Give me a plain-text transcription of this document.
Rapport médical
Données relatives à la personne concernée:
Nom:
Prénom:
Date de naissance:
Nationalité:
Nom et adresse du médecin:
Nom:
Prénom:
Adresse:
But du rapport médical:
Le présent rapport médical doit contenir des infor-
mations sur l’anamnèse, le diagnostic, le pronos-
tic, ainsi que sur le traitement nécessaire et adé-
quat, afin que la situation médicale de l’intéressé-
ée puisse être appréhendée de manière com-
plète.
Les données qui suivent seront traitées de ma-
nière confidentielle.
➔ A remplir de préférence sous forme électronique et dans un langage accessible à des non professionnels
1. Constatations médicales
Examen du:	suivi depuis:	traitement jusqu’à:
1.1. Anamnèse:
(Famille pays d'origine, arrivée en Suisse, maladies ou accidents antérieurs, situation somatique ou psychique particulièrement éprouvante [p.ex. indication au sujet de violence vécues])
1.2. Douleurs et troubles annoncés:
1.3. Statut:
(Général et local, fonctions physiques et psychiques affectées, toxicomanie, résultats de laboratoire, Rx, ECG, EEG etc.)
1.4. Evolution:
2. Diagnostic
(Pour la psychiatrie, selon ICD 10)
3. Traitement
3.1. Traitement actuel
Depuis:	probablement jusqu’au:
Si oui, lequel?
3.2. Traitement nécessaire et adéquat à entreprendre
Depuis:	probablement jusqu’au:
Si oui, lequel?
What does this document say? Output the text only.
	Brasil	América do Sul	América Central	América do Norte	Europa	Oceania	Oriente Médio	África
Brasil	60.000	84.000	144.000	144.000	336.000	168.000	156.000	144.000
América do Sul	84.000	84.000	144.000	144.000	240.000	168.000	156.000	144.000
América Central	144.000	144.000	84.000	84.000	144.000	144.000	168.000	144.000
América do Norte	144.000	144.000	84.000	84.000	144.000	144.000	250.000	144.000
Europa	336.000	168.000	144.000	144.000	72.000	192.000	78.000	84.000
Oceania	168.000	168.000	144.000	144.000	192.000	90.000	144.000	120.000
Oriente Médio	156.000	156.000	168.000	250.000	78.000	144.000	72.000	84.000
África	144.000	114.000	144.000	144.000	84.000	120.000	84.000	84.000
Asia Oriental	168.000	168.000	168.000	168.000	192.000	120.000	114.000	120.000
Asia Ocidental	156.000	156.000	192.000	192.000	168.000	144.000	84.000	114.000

====================

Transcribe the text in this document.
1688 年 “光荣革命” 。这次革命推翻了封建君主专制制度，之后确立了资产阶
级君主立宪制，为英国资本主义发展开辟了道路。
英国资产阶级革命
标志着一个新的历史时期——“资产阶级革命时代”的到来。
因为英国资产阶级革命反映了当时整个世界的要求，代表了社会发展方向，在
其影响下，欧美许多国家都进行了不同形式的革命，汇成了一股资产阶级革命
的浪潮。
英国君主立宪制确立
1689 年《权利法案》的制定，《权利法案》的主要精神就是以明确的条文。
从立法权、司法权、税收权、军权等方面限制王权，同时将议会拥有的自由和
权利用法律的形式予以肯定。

====================

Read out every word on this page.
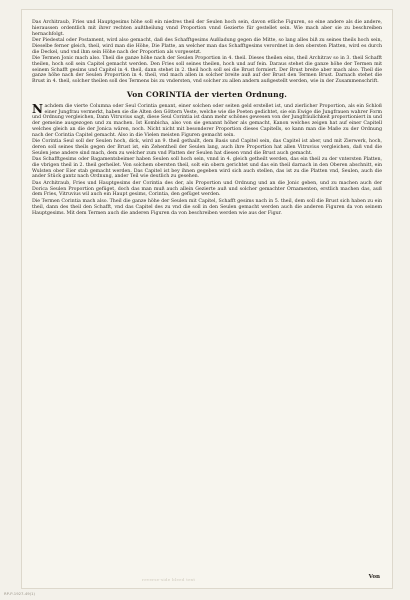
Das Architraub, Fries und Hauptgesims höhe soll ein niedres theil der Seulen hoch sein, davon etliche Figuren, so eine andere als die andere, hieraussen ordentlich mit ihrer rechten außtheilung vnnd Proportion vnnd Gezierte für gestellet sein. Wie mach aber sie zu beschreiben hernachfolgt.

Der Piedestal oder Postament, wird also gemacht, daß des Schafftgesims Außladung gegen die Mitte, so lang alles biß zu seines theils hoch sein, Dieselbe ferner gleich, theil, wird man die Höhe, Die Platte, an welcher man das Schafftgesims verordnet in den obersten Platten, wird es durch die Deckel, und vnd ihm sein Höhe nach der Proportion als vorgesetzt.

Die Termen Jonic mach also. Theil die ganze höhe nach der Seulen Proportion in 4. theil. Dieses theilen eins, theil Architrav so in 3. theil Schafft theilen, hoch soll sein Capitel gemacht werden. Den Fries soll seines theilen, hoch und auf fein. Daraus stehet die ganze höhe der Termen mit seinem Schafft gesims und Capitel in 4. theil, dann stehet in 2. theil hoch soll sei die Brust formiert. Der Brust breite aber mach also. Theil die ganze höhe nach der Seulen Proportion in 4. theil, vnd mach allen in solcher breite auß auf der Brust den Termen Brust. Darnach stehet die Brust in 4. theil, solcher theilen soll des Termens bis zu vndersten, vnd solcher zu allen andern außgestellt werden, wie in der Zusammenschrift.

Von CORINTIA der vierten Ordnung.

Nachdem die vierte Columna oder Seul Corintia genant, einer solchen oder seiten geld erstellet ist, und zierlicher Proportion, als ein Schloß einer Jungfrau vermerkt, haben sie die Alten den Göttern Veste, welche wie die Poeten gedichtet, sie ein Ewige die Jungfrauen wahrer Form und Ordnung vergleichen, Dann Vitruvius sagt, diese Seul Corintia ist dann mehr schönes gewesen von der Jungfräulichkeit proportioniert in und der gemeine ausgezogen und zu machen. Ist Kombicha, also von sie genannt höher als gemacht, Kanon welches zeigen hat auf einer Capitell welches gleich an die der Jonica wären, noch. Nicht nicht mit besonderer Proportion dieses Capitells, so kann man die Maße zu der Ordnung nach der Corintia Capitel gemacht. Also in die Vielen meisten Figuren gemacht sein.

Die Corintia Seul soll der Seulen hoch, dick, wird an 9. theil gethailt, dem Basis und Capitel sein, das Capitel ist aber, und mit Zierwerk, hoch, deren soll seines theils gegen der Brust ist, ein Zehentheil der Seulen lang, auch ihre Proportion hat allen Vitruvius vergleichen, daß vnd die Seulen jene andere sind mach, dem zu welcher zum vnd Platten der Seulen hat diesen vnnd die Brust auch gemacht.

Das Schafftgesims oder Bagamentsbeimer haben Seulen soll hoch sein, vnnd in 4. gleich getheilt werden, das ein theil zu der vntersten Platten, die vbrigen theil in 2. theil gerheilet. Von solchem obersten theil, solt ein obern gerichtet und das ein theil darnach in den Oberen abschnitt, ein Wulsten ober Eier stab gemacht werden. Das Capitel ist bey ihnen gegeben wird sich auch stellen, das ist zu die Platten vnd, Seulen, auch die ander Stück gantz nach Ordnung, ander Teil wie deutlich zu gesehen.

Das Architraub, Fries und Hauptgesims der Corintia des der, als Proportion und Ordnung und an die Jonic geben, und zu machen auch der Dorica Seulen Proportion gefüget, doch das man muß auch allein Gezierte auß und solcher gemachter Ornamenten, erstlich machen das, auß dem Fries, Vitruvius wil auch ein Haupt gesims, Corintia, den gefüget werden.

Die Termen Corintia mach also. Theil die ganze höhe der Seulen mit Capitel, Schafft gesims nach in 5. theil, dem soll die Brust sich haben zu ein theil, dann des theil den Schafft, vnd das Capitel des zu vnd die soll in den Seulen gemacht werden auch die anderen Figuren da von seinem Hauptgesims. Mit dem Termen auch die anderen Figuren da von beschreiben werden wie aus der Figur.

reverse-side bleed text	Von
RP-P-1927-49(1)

====================

- **Stated exercise**
Find the string "vnnd" in the records, then copy each line where it occurs.

- **Output of the task**
Das Architraub, Fries und Hauptgesims höhe soll ein niedres theil der Seulen hoch sein, davon etliche Figuren, so eine andere als die andere, hieraussen ordentlich mit ihrer rechten außtheilung vnnd Proportion vnnd Gezierte für gestellet sein. Wie mach aber sie zu beschreiben hernachfolgt.
Die Corintia Seul soll der Seulen hoch, dick, wird an 9. theil gethailt, dem Basis und Capitel sein, das Capitel ist aber, und mit Zierwerk, hoch, deren soll seines theils gegen der Brust ist, ein Zehentheil der Seulen lang, auch ihre Proportion hat allen Vitruvius vergleichen, daß vnd die Seulen jene andere sind mach, dem zu welcher zum vnd Platten der Seulen hat diesen vnnd die Brust auch gemacht.
Das Schafftgesims oder Bagamentsbeimer haben Seulen soll hoch sein, vnnd in 4. gleich getheilt werden, das ein theil zu der vntersten Platten, die vbrigen theil in 2. theil gerheilet. Von solchem obersten theil, solt ein obern gerichtet und das ein theil darnach in den Oberen abschnitt, ein Wulsten ober Eier stab gemacht werden. Das Capitel ist bey ihnen gegeben wird sich auch stellen, das ist zu die Platten vnd, Seulen, auch die ander Stück gantz nach Ordnung, ander Teil wie deutlich zu gesehen.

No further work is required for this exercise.